» **Brano da leggere**
Sappiamo che le Corte di Giustizia aveva già giudicato in una prima sentenza del 16 febbraio 2022 che la condizionalità nella concessione delle sovvenzioni entrata in vigore il 1° gennaio 2021 era conforme al diritto europeo e che la sospensione del Next Generation Eu riguarda tutti i Paesi che non rispettano gli elementi essenziali dello Stato di diritto e in particolare la separazione dei poteri, il principio di legalità e l’indipendenza della magistratura.

Il Consiglio, che ha adottato nel 2020 le norme sulla condizionalità della concessione delle sovvenzioni (e dei prestiti) legate al Next Generation Eu, dovrà dare seguito al rapporto del Parlamento europeo e alla proposta della Commissione autorizzando i tagli e sospendendo i pagamenti – del resto mai effettuati – con un evidente impatto negativo sull’economia magiara.

Il governo ungherese ha annunciato un pacchetto di diciassette misure legislative legate soprattutto alla lotta alla corruzione sperando di chiudere entro la fine dell’anno il negoziato con Bruxelles e ottenere i fondi che la Commissione ha deciso di tagliare ma nulla è stato annunciato a Budapest per cancellare le norme liberticide ed in particolare il controllo sulla stampa, la dipendenza della magistratura e le leggi che provocano discriminazioni sugli orientamenti sessuali né la rinuncia al sostegno al regime autocratico di Mosca.

» **Esercizio 1**
Per ciascuna affermazione indica se concorda con il brano sull'Ungheria e i fondi europei, citando le parole decisive: (a) la Corte di Giustizia si era pronunciata con una sentenza del 16 febbraio 2022; (b) il Consiglio ha adottato le norme sulla condizionalità nel 2022; (c) il governo ungherese ha annunciato un pacchetto di dodici misure legislative.
» **Esercizio 2**
Trascrivi dal brano sull'Ungheria e i fondi europei il passo che inizia con "Il governo ungherese" e termina con "autocratico di Mosca.".

» **Dati mostrati**

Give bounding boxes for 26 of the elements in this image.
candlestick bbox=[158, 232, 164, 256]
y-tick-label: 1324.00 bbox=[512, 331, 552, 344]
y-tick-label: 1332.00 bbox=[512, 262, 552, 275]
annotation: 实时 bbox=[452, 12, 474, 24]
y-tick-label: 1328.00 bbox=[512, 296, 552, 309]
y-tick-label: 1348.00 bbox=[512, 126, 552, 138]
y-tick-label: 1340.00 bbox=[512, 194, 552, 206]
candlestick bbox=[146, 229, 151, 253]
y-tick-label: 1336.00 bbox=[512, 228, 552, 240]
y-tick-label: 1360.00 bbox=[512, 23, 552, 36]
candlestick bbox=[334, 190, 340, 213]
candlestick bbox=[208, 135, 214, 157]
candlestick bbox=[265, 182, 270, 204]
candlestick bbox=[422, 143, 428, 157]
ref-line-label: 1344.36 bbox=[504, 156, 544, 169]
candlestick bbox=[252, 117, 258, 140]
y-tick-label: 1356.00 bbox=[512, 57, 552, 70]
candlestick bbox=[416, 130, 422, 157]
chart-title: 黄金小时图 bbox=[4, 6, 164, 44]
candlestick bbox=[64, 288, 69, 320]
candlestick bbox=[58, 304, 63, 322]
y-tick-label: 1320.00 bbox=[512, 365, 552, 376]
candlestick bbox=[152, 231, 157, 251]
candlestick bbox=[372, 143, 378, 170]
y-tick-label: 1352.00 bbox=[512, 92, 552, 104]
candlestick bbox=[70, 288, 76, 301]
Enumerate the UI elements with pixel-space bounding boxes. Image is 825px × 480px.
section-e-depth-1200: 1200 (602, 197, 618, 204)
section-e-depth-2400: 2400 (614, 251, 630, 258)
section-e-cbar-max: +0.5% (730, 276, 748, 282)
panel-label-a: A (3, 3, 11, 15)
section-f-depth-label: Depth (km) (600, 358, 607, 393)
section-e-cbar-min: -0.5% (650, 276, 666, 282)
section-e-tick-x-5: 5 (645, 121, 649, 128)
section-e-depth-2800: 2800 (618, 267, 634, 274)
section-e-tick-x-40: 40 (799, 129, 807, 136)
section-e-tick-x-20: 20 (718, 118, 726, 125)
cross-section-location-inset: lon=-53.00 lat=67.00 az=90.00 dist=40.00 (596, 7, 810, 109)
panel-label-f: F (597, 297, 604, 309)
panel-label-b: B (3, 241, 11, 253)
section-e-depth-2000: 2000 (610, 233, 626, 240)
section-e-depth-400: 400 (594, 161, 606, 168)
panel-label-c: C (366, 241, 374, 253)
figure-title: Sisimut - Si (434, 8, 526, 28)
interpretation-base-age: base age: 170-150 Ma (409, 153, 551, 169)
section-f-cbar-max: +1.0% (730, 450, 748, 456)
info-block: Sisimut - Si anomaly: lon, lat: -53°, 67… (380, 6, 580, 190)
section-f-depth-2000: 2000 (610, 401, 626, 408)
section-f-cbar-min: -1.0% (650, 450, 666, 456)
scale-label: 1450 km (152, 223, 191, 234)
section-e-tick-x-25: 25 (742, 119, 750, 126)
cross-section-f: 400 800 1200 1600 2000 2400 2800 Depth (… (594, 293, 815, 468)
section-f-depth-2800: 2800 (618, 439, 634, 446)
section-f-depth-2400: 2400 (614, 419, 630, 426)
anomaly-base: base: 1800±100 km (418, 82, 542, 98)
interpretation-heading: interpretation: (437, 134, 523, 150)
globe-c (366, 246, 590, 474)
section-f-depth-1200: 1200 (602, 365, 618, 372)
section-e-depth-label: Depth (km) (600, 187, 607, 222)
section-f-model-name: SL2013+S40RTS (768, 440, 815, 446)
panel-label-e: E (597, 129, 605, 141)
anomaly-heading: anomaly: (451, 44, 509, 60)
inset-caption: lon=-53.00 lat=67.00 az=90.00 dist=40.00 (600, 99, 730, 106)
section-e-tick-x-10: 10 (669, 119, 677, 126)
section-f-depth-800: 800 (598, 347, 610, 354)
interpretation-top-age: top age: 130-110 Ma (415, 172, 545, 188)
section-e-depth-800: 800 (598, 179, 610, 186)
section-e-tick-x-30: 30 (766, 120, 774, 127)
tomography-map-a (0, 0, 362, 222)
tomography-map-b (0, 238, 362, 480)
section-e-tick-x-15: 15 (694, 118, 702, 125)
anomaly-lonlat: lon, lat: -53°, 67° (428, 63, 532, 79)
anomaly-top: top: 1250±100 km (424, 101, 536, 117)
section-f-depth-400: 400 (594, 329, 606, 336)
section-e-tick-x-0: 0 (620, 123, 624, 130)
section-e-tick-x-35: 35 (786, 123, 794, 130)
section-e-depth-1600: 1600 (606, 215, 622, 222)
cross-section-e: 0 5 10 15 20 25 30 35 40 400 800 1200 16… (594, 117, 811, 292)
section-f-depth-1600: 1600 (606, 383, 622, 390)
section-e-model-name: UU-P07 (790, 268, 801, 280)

* * *

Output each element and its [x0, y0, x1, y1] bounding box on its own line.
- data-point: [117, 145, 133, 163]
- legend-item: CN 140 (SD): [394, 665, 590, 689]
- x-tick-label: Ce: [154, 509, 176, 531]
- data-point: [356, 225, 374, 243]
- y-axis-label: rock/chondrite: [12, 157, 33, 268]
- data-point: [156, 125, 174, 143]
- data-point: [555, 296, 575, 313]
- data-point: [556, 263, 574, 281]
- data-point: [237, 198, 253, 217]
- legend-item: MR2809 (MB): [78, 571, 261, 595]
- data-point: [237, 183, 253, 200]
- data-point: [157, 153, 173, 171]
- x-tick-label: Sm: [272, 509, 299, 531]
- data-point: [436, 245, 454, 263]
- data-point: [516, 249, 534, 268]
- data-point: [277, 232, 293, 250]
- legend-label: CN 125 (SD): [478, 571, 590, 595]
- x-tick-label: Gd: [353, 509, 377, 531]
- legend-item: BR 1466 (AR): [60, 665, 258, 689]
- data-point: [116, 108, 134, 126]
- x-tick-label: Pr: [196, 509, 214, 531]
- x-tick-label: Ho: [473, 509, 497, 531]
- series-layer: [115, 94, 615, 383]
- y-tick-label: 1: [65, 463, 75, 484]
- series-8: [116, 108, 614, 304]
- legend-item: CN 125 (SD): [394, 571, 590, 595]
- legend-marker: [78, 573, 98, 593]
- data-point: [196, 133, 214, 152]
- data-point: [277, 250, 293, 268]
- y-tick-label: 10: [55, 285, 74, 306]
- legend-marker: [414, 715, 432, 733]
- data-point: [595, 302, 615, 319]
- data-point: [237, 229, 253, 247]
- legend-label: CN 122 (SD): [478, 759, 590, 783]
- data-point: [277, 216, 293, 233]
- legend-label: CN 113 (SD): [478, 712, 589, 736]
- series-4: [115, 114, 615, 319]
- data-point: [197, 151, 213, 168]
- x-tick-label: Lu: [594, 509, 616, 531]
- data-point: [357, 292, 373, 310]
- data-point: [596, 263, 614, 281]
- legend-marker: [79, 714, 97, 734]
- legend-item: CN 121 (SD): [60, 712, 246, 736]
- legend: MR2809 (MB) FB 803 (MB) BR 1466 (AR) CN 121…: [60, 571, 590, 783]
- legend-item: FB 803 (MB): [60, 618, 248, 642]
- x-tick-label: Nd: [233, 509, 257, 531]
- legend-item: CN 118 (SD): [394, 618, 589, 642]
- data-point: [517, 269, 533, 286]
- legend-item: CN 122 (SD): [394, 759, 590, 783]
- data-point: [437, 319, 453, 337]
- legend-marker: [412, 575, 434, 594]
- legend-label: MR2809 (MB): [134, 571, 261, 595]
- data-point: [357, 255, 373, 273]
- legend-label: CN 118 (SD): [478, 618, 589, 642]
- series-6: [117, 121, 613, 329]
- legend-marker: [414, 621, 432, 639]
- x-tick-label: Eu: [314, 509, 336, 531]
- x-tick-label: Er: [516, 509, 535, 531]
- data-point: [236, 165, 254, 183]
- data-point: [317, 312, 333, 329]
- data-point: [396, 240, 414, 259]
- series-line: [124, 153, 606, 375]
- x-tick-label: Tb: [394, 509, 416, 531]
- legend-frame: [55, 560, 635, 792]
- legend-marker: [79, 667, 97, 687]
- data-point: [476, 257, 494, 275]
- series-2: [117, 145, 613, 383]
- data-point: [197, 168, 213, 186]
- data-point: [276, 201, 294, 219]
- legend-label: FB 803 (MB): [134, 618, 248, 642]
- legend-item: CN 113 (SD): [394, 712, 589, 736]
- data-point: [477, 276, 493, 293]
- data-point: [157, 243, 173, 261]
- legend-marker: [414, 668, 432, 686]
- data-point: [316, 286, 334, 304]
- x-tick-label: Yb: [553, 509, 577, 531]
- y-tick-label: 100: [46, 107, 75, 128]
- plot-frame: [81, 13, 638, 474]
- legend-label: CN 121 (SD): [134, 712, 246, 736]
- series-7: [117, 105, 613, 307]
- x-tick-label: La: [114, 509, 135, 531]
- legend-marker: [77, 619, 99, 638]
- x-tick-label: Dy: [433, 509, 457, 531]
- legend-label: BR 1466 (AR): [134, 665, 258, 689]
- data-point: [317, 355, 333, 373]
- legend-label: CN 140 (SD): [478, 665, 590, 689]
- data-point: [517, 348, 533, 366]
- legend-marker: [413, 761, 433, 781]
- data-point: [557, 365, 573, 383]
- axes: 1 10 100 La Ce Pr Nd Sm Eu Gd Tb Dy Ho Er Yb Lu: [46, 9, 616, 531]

...

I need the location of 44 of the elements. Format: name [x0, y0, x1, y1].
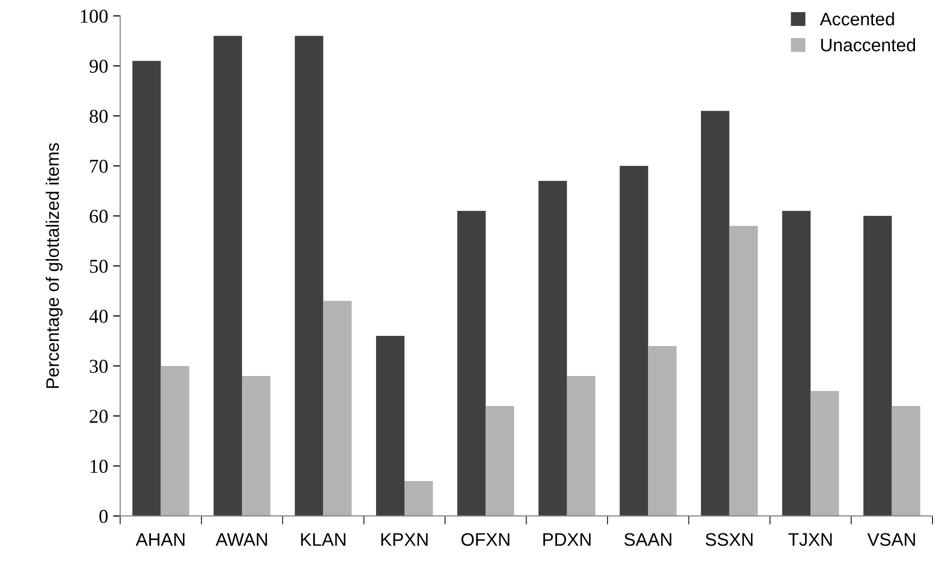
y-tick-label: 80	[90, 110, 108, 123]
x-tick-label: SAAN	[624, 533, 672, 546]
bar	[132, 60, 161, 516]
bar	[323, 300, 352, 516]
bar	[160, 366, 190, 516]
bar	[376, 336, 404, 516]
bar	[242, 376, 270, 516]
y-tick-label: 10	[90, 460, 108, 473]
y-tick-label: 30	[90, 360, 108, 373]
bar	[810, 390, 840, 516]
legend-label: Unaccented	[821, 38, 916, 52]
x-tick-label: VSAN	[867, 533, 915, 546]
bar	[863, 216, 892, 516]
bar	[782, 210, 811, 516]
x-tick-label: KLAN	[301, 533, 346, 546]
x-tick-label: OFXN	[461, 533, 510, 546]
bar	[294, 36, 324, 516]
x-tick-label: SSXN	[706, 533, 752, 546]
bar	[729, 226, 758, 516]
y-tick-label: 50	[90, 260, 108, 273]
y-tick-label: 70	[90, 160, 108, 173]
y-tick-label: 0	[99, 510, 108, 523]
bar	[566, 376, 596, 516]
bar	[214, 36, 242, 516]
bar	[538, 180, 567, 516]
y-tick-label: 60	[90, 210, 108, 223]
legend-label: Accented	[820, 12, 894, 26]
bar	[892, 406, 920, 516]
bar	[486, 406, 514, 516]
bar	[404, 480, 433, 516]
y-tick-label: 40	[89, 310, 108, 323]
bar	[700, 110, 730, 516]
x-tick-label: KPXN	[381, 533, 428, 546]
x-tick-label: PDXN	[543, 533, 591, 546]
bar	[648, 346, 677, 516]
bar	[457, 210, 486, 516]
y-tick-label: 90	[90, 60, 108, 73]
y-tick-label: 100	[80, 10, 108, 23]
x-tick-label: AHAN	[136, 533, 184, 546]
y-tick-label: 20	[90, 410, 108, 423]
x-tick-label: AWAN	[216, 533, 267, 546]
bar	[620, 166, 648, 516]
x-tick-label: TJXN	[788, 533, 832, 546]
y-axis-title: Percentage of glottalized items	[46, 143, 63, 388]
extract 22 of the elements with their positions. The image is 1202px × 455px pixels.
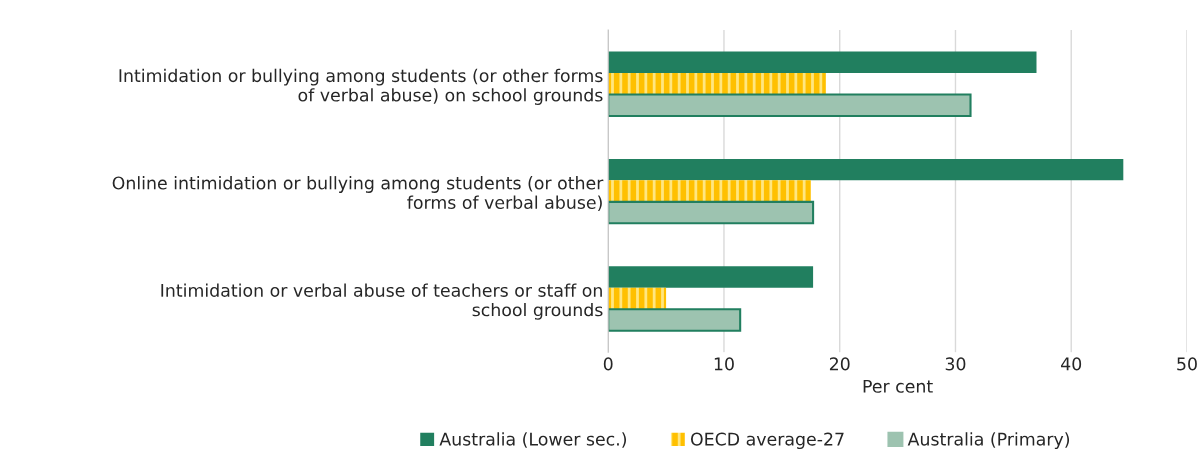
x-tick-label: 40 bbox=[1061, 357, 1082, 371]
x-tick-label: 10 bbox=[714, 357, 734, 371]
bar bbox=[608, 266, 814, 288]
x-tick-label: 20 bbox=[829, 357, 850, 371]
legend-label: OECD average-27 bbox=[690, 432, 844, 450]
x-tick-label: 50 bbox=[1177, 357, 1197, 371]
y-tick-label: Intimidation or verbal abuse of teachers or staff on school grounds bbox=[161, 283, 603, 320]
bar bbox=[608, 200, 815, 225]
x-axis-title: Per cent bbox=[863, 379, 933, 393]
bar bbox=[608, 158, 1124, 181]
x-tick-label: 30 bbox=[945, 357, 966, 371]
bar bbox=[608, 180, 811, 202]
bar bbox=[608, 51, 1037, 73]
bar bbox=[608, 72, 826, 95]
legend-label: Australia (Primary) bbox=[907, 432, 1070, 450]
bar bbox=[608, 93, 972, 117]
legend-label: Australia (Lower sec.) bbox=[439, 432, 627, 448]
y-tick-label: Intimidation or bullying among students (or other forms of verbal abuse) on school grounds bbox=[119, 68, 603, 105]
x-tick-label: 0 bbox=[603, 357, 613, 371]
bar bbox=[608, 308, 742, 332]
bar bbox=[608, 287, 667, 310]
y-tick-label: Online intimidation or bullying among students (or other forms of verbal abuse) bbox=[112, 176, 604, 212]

» **Risposta corretta 1**
(a) Sì: "in una prima sentenza del 16 febbraio 2022".
(b) No: "ha adottato nel 2020 le norme sulla condizionalità".
(c) No: "un pacchetto di diciassette misure legislative".

» **Risposta corretta 2**
Il governo ungherese ha annunciato un pacchetto di diciassette misure legislative legate soprattutto alla lotta alla corruzione sperando di chiudere entro la fine dell’anno il negoziato con Bruxelles e ottenere i fondi che la Commissione ha deciso di tagliare ma nulla è stato annunciato a Budapest per cancellare le norme liberticide ed in particolare il controllo sulla stampa, la dipendenza della magistratura e le leggi che provocano discriminazioni sugli orientamenti sessuali né la rinuncia al sostegno al regime autocratico di Mosca.